* Records from a data source:
☆ ☆ ☆ ☆ ☆ ☆ ☆

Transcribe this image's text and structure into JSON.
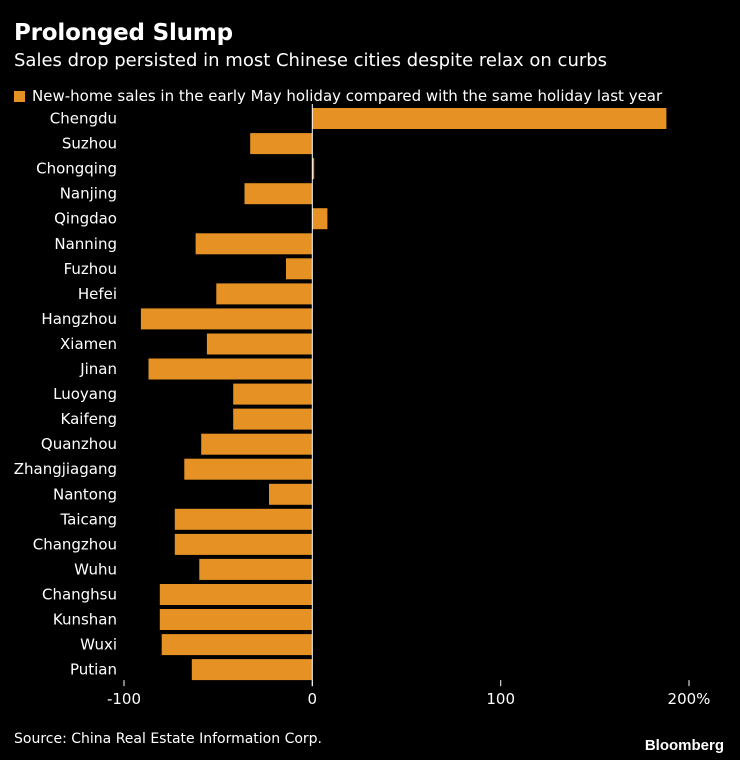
{
  "title": "Prolonged Slump",
  "subtitle": "Sales drop persisted in most Chinese cities despite relax on curbs",
  "source": "Source: China Real Estate Information Corp.",
  "brand": "Bloomberg",
  "colors": {
    "bar": "#e59124",
    "background": "#000000",
    "text": "#ffffff",
    "axis": "#ffffff"
  },
  "chart_data": {
    "type": "bar",
    "orientation": "horizontal",
    "categories": [
      "Chengdu",
      "Suzhou",
      "Chongqing",
      "Nanjing",
      "Qingdao",
      "Nanning",
      "Fuzhou",
      "Hefei",
      "Hangzhou",
      "Xiamen",
      "Jinan",
      "Luoyang",
      "Kaifeng",
      "Quanzhou",
      "Zhangjiagang",
      "Nantong",
      "Taicang",
      "Changzhou",
      "Wuhu",
      "Changhsu",
      "Kunshan",
      "Wuxi",
      "Putian"
    ],
    "series": [
      {
        "name": "New-home sales in the early May holiday compared with the same holiday last year",
        "values": [
          188,
          -33,
          1,
          -36,
          8,
          -62,
          -14,
          -51,
          -91,
          -56,
          -87,
          -42,
          -42,
          -59,
          -68,
          -23,
          -73,
          -73,
          -60,
          -81,
          -81,
          -80,
          -64
        ]
      }
    ],
    "xlim": [
      -100,
      200
    ],
    "xticks": [
      -100,
      0,
      100,
      200
    ],
    "xtick_labels": [
      "-100",
      "0",
      "100",
      "200%"
    ],
    "legend": "top-left"
  }
}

☆ ☆ ☆ ☆ ☆ ☆ ☆

* Stated problem:
Find the lines holding "text" and list every one.

* Result of the exercise:
Transcribe this image's text and structure into JSON.
    "text": "#ffffff",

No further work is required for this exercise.